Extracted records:

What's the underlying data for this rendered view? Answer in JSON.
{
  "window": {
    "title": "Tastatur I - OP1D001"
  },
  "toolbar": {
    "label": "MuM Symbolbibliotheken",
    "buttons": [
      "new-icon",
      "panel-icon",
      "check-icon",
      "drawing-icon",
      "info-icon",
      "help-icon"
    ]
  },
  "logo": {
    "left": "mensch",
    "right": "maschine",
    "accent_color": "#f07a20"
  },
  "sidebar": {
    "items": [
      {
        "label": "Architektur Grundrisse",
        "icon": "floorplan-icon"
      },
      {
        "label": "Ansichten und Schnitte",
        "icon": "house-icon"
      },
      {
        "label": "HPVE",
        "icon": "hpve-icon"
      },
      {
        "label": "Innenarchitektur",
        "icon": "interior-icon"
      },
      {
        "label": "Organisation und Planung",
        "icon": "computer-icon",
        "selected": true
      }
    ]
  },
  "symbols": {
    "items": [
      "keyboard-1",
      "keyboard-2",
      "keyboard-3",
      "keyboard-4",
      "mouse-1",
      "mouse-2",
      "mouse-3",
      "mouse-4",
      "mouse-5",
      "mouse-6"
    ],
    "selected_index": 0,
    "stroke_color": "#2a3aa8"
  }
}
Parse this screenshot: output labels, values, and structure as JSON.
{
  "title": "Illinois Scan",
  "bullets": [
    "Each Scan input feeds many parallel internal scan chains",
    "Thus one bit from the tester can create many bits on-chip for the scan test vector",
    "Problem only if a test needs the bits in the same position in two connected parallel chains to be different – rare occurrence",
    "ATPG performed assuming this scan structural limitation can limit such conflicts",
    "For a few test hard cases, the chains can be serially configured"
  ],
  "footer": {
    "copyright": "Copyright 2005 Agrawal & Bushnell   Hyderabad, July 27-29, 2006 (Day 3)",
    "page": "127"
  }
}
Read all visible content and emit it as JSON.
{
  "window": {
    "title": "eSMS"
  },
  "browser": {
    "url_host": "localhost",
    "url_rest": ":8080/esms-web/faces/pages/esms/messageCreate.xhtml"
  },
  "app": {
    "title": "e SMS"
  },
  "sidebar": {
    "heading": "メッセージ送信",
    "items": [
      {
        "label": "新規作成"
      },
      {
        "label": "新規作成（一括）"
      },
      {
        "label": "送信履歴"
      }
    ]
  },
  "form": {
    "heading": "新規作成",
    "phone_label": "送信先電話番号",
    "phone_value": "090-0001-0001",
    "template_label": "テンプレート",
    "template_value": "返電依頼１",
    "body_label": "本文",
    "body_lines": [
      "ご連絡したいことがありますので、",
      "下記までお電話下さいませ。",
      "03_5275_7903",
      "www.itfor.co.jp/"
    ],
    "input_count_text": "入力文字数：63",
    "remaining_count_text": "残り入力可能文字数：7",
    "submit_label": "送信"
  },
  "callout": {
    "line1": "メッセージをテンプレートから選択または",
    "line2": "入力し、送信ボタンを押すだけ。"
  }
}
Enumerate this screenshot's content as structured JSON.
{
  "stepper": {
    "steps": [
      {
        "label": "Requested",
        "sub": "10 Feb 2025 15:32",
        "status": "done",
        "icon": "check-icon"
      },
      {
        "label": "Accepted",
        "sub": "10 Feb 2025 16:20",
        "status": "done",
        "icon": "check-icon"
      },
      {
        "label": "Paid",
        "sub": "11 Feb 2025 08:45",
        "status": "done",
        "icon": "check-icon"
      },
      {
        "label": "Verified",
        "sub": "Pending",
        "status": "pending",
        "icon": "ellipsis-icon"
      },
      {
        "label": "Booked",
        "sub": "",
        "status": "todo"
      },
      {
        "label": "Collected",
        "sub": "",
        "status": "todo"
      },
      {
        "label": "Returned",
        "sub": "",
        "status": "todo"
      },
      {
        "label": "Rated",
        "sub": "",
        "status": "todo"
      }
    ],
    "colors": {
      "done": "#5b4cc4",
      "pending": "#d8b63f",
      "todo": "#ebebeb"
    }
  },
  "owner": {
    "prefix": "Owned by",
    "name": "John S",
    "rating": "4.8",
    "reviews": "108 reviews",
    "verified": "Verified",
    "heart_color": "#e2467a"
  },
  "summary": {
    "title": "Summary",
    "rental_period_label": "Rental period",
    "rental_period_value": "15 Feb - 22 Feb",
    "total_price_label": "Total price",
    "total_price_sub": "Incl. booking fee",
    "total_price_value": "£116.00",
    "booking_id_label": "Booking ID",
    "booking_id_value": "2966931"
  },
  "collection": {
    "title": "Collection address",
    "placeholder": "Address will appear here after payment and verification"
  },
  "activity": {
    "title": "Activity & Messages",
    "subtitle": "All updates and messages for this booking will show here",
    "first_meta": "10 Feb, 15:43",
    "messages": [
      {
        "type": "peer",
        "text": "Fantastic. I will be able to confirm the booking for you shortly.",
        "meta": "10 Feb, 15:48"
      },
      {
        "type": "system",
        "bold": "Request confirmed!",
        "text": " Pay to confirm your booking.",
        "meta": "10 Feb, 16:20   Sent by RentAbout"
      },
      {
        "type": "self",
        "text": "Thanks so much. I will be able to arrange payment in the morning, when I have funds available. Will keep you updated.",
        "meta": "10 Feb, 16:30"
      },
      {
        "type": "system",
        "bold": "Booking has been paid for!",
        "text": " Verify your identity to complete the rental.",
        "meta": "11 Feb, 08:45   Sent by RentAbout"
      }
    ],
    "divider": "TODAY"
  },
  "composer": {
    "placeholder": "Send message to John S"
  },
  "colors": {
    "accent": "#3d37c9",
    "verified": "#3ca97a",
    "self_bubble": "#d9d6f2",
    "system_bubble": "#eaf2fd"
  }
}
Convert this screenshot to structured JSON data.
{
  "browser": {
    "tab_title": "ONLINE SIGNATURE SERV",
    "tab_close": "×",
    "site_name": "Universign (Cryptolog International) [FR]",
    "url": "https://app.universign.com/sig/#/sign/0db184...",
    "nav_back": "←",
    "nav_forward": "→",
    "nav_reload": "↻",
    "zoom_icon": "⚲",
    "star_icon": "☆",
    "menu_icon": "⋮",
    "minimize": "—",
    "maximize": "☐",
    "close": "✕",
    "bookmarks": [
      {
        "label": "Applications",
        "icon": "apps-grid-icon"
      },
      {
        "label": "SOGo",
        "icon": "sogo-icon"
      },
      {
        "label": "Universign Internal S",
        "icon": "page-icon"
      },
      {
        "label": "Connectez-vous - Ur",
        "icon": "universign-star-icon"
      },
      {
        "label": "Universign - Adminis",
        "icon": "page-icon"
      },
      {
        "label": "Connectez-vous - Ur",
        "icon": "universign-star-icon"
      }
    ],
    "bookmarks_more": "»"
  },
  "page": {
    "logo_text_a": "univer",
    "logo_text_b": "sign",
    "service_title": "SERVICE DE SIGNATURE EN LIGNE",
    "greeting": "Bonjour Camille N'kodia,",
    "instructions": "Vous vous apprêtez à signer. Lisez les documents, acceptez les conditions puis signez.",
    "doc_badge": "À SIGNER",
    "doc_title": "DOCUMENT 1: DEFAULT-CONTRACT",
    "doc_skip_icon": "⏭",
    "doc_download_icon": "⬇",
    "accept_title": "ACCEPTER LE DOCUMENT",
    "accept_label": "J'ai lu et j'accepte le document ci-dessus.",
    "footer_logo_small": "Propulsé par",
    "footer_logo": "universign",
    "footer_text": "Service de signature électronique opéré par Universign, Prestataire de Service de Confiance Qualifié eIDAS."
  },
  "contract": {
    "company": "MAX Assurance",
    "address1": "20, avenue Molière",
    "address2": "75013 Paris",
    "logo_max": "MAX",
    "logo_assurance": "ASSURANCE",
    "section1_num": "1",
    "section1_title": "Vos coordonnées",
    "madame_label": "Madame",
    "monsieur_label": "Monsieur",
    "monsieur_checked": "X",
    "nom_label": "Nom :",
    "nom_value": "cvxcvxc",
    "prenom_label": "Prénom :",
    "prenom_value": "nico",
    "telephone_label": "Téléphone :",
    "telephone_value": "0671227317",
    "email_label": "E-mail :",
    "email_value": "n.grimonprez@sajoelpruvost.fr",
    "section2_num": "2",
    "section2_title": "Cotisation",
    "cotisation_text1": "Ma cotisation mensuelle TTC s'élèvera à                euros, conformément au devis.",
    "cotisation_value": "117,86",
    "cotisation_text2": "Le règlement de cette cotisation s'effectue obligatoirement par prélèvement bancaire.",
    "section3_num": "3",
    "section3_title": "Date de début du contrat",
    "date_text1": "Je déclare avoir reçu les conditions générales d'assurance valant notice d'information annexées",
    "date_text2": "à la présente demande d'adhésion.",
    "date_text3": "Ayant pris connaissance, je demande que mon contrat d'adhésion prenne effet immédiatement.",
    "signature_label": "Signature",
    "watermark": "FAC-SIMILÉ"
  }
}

Instruction | Gather, from the listing above, every line carrying the word "新規作成".

Exercise response |
        "label": "新規作成"
        "label": "新規作成（一括）"
    "heading": "新規作成",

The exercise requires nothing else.